* SUPPLIED RECORDS *

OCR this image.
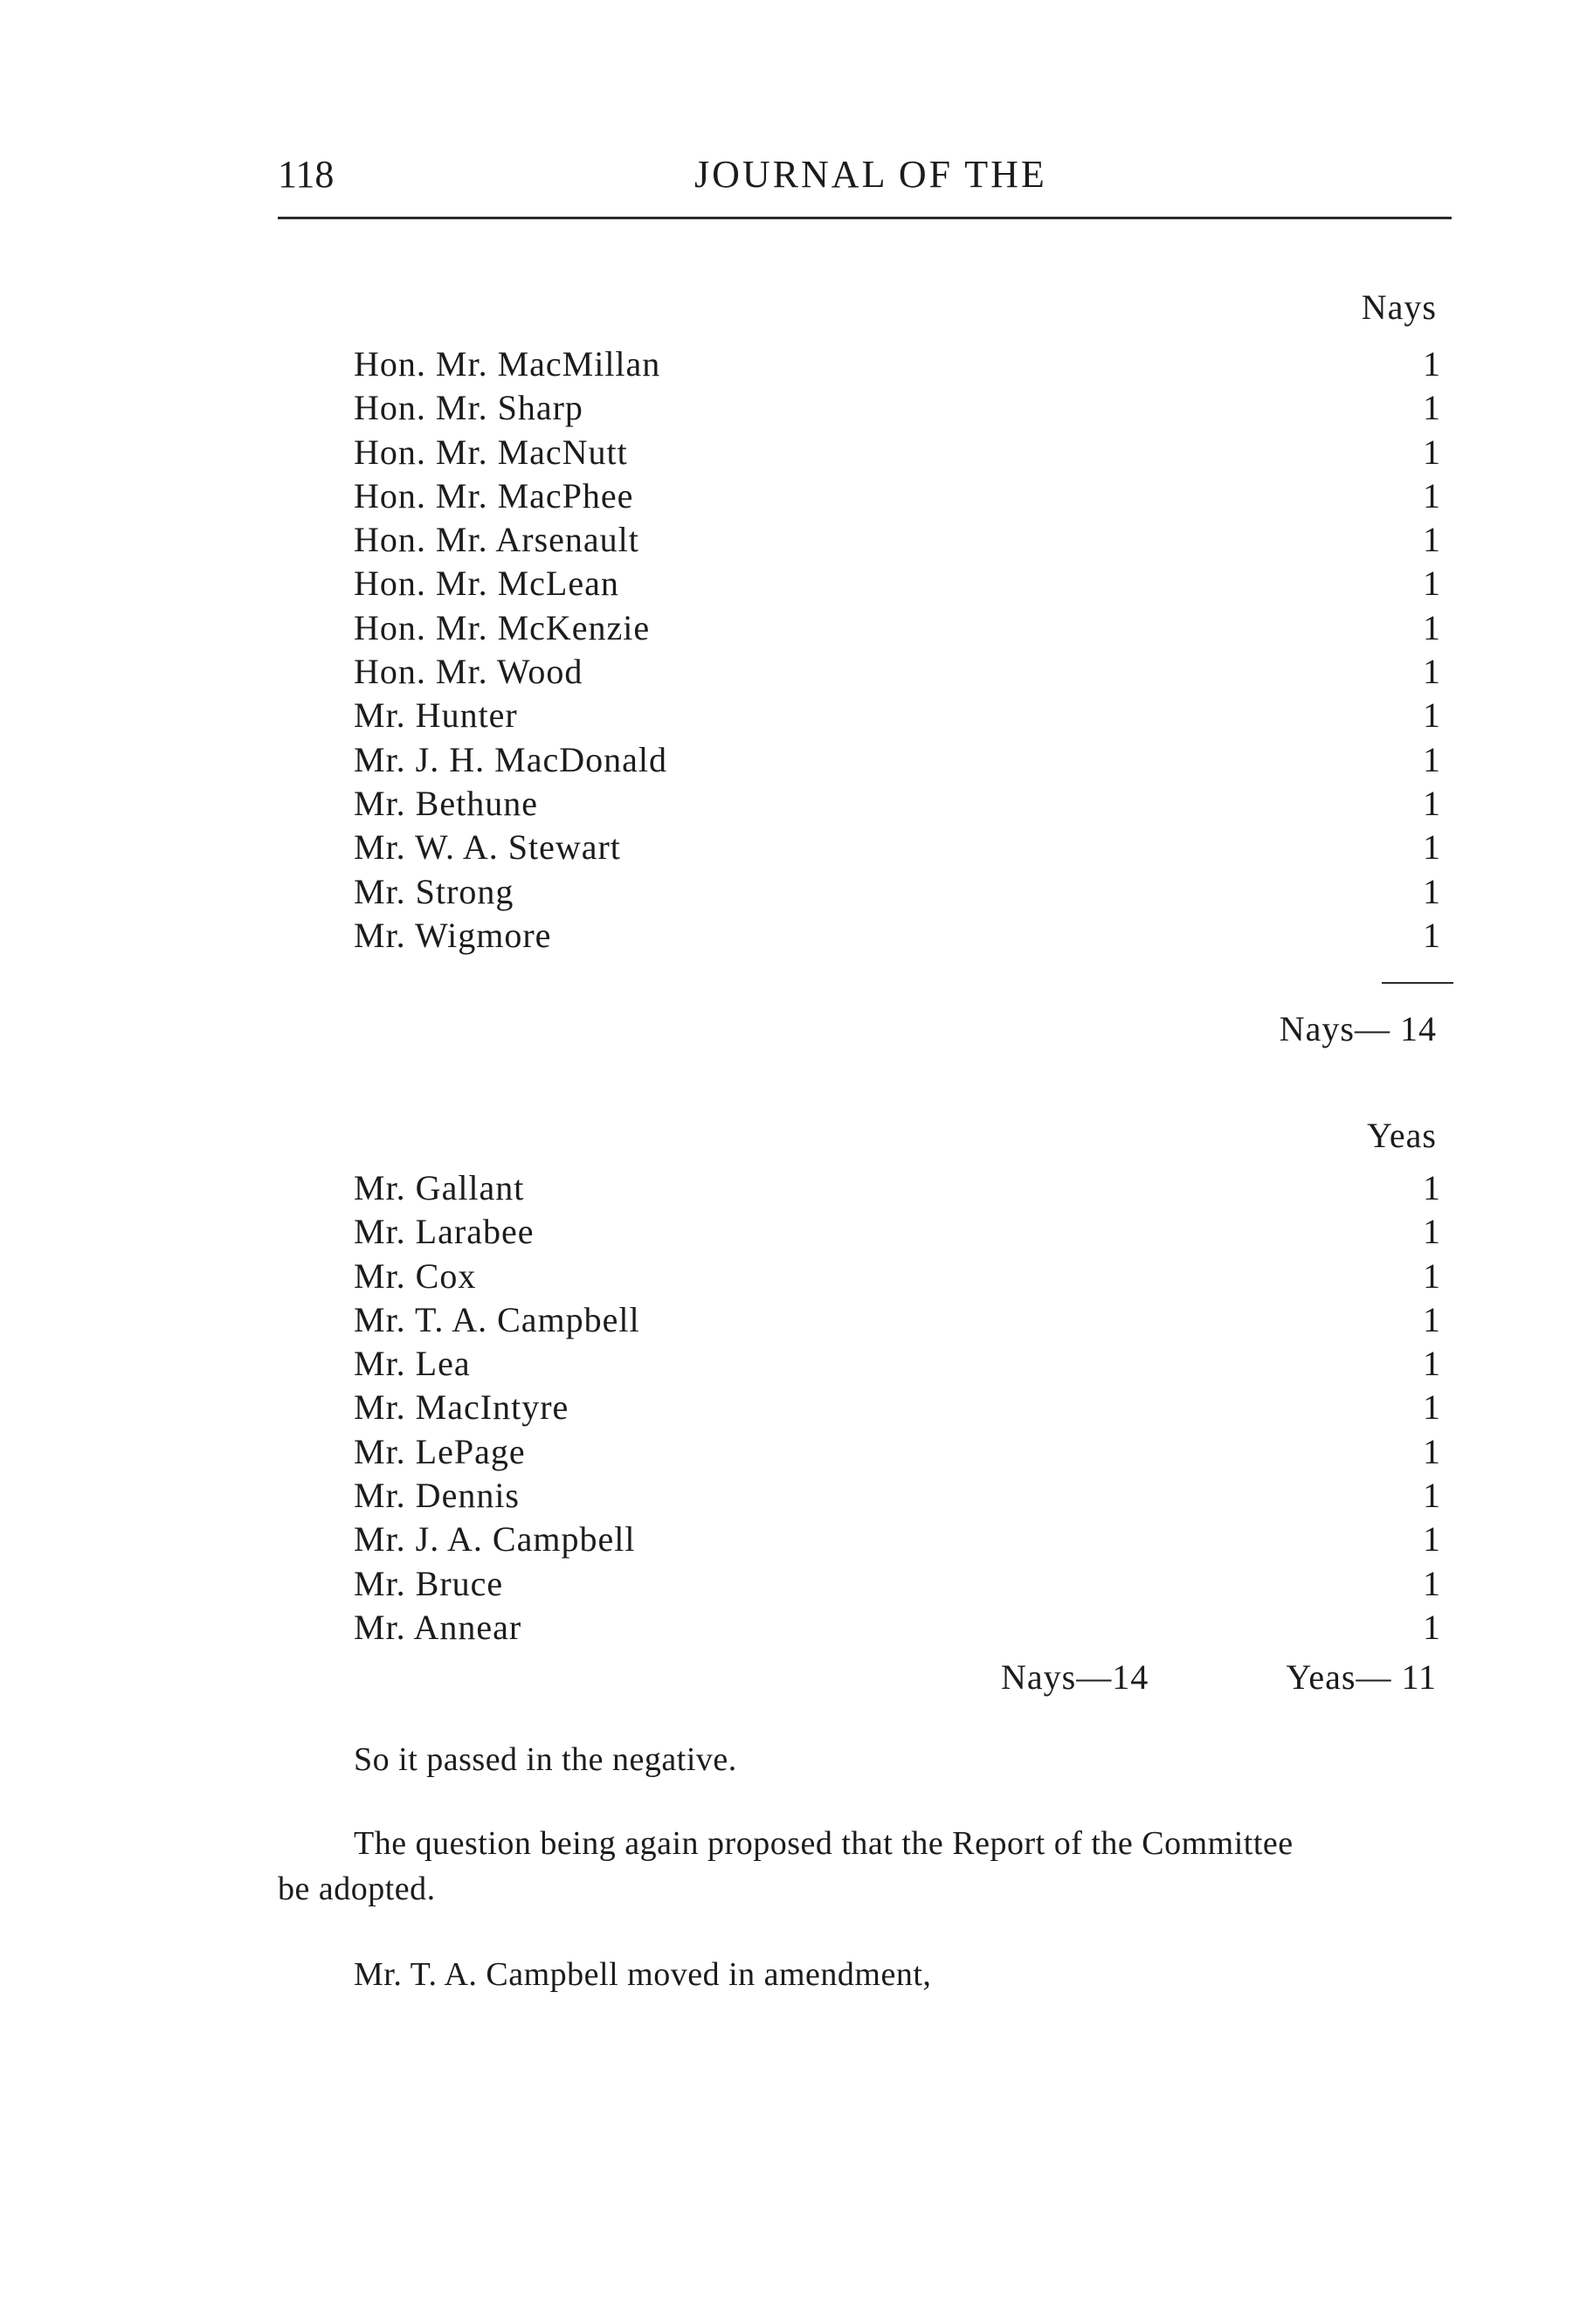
118	JOURNAL OF THE
Nays
Hon. Mr. MacMillan	1
Hon. Mr. Sharp	1
Hon. Mr. MacNutt	1
Hon. Mr. MacPhee	1
Hon. Mr. Arsenault	1
Hon. Mr. McLean	1
Hon. Mr. McKenzie	1
Hon. Mr. Wood	1
Mr. Hunter	1
Mr. J. H. MacDonald	1
Mr. Bethune	1
Mr. W. A. Stewart	1
Mr. Strong	1
Mr. Wigmore	1
Nays— 14
Yeas
Mr. Gallant	1
Mr. Larabee	1
Mr. Cox	1
Mr. T. A. Campbell	1
Mr. Lea	1
Mr. MacIntyre	1
Mr. LePage	1
Mr. Dennis	1
Mr. J. A. Campbell	1
Mr. Bruce	1
Mr. Annear	1
Nays—14	Yeas— 11

So it passed in the negative.

The question being again proposed that the Report of the Committee

be adopted.

Mr. T. A. Campbell moved in amendment,
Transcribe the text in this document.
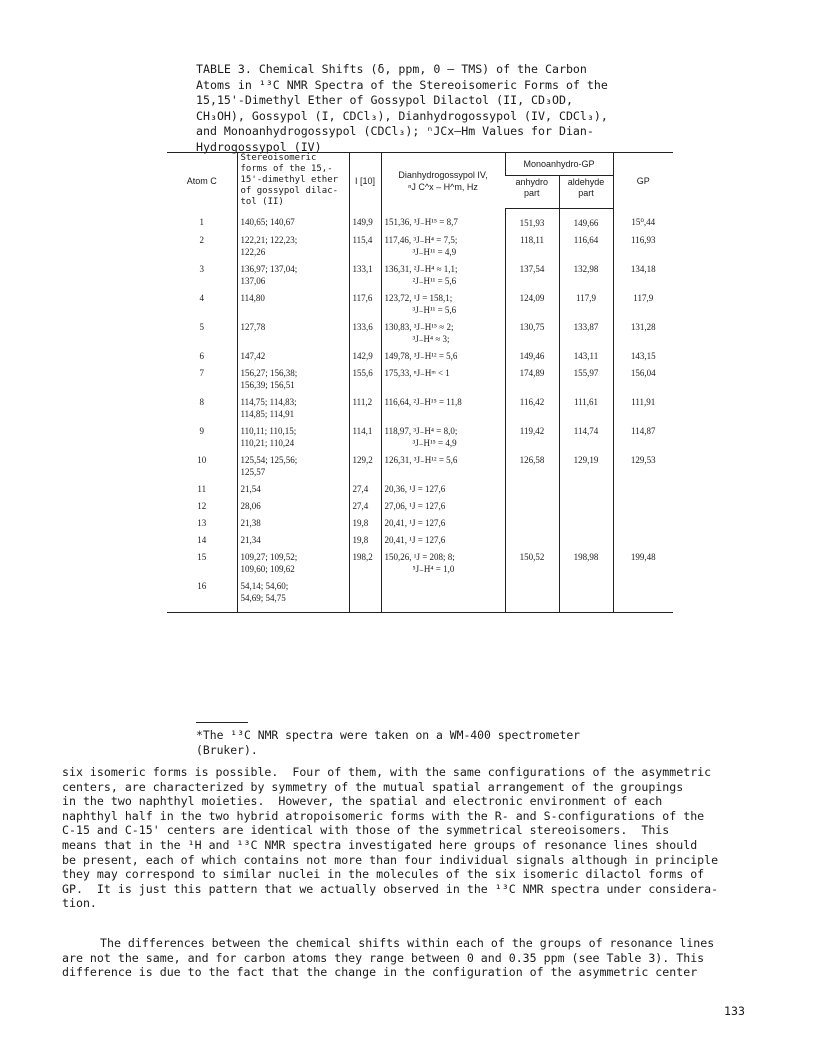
TABLE 3. Chemical Shifts (δ, ppm, 0 – TMS) of the Carbon

Atoms in ¹³C NMR Spectra of the Stereoisomeric Forms of the

15,15'-Dimethyl Ether of Gossypol Dilactol (II, CD₃OD,

CH₃OH), Gossypol (I, CDCl₃), Dianhydrogossypol (IV, CDCl₃),

and Monoanhydrogossypol (CDCl₃); ⁿJCx–Hm Values for Dian-

Hydrogossypol (IV)

Atom C	Stereoisomeric
forms of the 15,-
15'-dimethyl ether
of gossypol dilac-
tol (II)	I [10]	Dianhydrogossypol IV,
ⁿJ C^x – H^m, Hz	Monoanhydro-GP		GP

				anhydro
part	aldehyde
part	

1	140,65; 140,67	149,9	151,36, ³J₋H¹⁵ = 8,7	151,93	149,66	15⁰,44
2	122,21; 122,23;
122,26	115,4	117,46, ³J₋H⁴ = 7,5;
³J₋H¹¹ = 4,9	118,11	116,64	116,93
3	136,97; 137,04;
137,06	133,1	136,31, ²J₋H⁴ ≈ 1,1;
²J₋H¹¹ = 5,6	137,54	132,98	134,18
4	114,80	117,6	123,72, ¹J = 158,1;
³J₋H¹¹ = 5,6	124,09	117,9	117,9
5	127,78	133,6	130,83, ³J₋H¹⁵ ≈ 2;
³J₋H⁴ ≈ 3;	130,75	133,87	131,28
6	147,42	142,9	149,78, ³J₋H¹² = 5,6	149,46	143,11	143,15
7	156,27; 156,38;
156,39; 156,51	155,6	175,33, ⁿJ₋Hᵐ < 1	174,89	155,97	156,04
8	114,75; 114,83;
114,85; 114,91	111,2	116,64, ²J₋H¹⁵ = 11,8	116,42	111,61	111,91
9	110,11; 110,15;
110,21; 110,24	114,1	118,97, ³J₋H⁴ = 8,0;
³J₋H¹⁵ = 4,9	119,42	114,74	114,87
10	125,54; 125,56;
125,57	129,2	126,31, ³J₋H¹² = 5,6	126,58	129,19	129,53
11	21,54	27,4	20,36, ¹J = 127,6			

12	28,06	27,4	27,06, ¹J = 127,6			

13	21,38	19,8	20,41, ¹J = 127,6			

14	21,34	19,8	20,41, ¹J = 127,6			

15	109,27; 109,52;
109,60; 109,62	198,2	150,26, ¹J = 208; 8;
⁵J₋H⁴ = 1,0	150,52	198,98	199,48
16	54,14; 54,60;
54,69; 54,75					

*The ¹³C NMR spectra were taken on a WM-400 spectrometer

(Bruker).

six isomeric forms is possible.  Four of them, with the same configurations of the asymmetric
centers, are characterized by symmetry of the mutual spatial arrangement of the groupings
in the two naphthyl moieties.  However, the spatial and electronic environment of each
naphthyl half in the two hybrid atropoisomeric forms with the R- and S-configurations of the
C-15 and C-15' centers are identical with those of the symmetrical stereoisomers.  This
means that in the ¹H and ¹³C NMR spectra investigated here groups of resonance lines should
be present, each of which contains not more than four individual signals although in principle
they may correspond to similar nuclei in the molecules of the six isomeric dilactol forms of
GP.  It is just this pattern that we actually observed in the ¹³C NMR spectra under considera-
tion.
The differences between the chemical shifts within each of the groups of resonance lines
are not the same, and for carbon atoms they range between 0 and 0.35 ppm (see Table 3). This
difference is due to the fact that the change in the configuration of the asymmetric center
133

* WHAT YOU HAVE TO DO *
Set down every entry word for word, but omit the pictures.

* RESULT BELOW *
OCR this image.
118	JOURNAL OF THE
Nays
Hon. Mr. MacMillan	1
Hon. Mr. Sharp	1
Hon. Mr. MacNutt	1
Hon. Mr. MacPhee	1
Hon. Mr. Arsenault	1
Hon. Mr. McLean	1
Hon. Mr. McKenzie	1
Hon. Mr. Wood	1
Mr. Hunter	1
Mr. J. H. MacDonald	1
Mr. Bethune	1
Mr. W. A. Stewart	1
Mr. Strong	1
Mr. Wigmore	1
Nays— 14
Yeas
Mr. Gallant	1
Mr. Larabee	1
Mr. Cox	1
Mr. T. A. Campbell	1
Mr. Lea	1
Mr. MacIntyre	1
Mr. LePage	1
Mr. Dennis	1
Mr. J. A. Campbell	1
Mr. Bruce	1
Mr. Annear	1
Nays—14	Yeas— 11

So it passed in the negative.

The question being again proposed that the Report of the Committee

be adopted.

Mr. T. A. Campbell moved in amendment,
Transcribe the text in this document.
TABLE 3. Chemical Shifts (δ, ppm, 0 – TMS) of the Carbon

Atoms in ¹³C NMR Spectra of the Stereoisomeric Forms of the

15,15'-Dimethyl Ether of Gossypol Dilactol (II, CD₃OD,

CH₃OH), Gossypol (I, CDCl₃), Dianhydrogossypol (IV, CDCl₃),

and Monoanhydrogossypol (CDCl₃); ⁿJCx–Hm Values for Dian-

Hydrogossypol (IV)

Atom C	Stereoisomeric
forms of the 15,-
15'-dimethyl ether
of gossypol dilac-
tol (II)	I [10]	Dianhydrogossypol IV,
ⁿJ C^x – H^m, Hz	Monoanhydro-GP		GP

				anhydro
part	aldehyde
part	

1	140,65; 140,67	149,9	151,36, ³J₋H¹⁵ = 8,7	151,93	149,66	15⁰,44
2	122,21; 122,23;
122,26	115,4	117,46, ³J₋H⁴ = 7,5;
³J₋H¹¹ = 4,9	118,11	116,64	116,93
3	136,97; 137,04;
137,06	133,1	136,31, ²J₋H⁴ ≈ 1,1;
²J₋H¹¹ = 5,6	137,54	132,98	134,18
4	114,80	117,6	123,72, ¹J = 158,1;
³J₋H¹¹ = 5,6	124,09	117,9	117,9
5	127,78	133,6	130,83, ³J₋H¹⁵ ≈ 2;
³J₋H⁴ ≈ 3;	130,75	133,87	131,28
6	147,42	142,9	149,78, ³J₋H¹² = 5,6	149,46	143,11	143,15
7	156,27; 156,38;
156,39; 156,51	155,6	175,33, ⁿJ₋Hᵐ < 1	174,89	155,97	156,04
8	114,75; 114,83;
114,85; 114,91	111,2	116,64, ²J₋H¹⁵ = 11,8	116,42	111,61	111,91
9	110,11; 110,15;
110,21; 110,24	114,1	118,97, ³J₋H⁴ = 8,0;
³J₋H¹⁵ = 4,9	119,42	114,74	114,87
10	125,54; 125,56;
125,57	129,2	126,31, ³J₋H¹² = 5,6	126,58	129,19	129,53
11	21,54	27,4	20,36, ¹J = 127,6			

12	28,06	27,4	27,06, ¹J = 127,6			

13	21,38	19,8	20,41, ¹J = 127,6			

14	21,34	19,8	20,41, ¹J = 127,6			

15	109,27; 109,52;
109,60; 109,62	198,2	150,26, ¹J = 208; 8;
⁵J₋H⁴ = 1,0	150,52	198,98	199,48
16	54,14; 54,60;
54,69; 54,75					

*The ¹³C NMR spectra were taken on a WM-400 spectrometer

(Bruker).

six isomeric forms is possible.  Four of them, with the same configurations of the asymmetric
centers, are characterized by symmetry of the mutual spatial arrangement of the groupings
in the two naphthyl moieties.  However, the spatial and electronic environment of each
naphthyl half in the two hybrid atropoisomeric forms with the R- and S-configurations of the
C-15 and C-15' centers are identical with those of the symmetrical stereoisomers.  This
means that in the ¹H and ¹³C NMR spectra investigated here groups of resonance lines should
be present, each of which contains not more than four individual signals although in principle
they may correspond to similar nuclei in the molecules of the six isomeric dilactol forms of
GP.  It is just this pattern that we actually observed in the ¹³C NMR spectra under considera-
tion.
The differences between the chemical shifts within each of the groups of resonance lines
are not the same, and for carbon atoms they range between 0 and 0.35 ppm (see Table 3). This
difference is due to the fact that the change in the configuration of the asymmetric center
133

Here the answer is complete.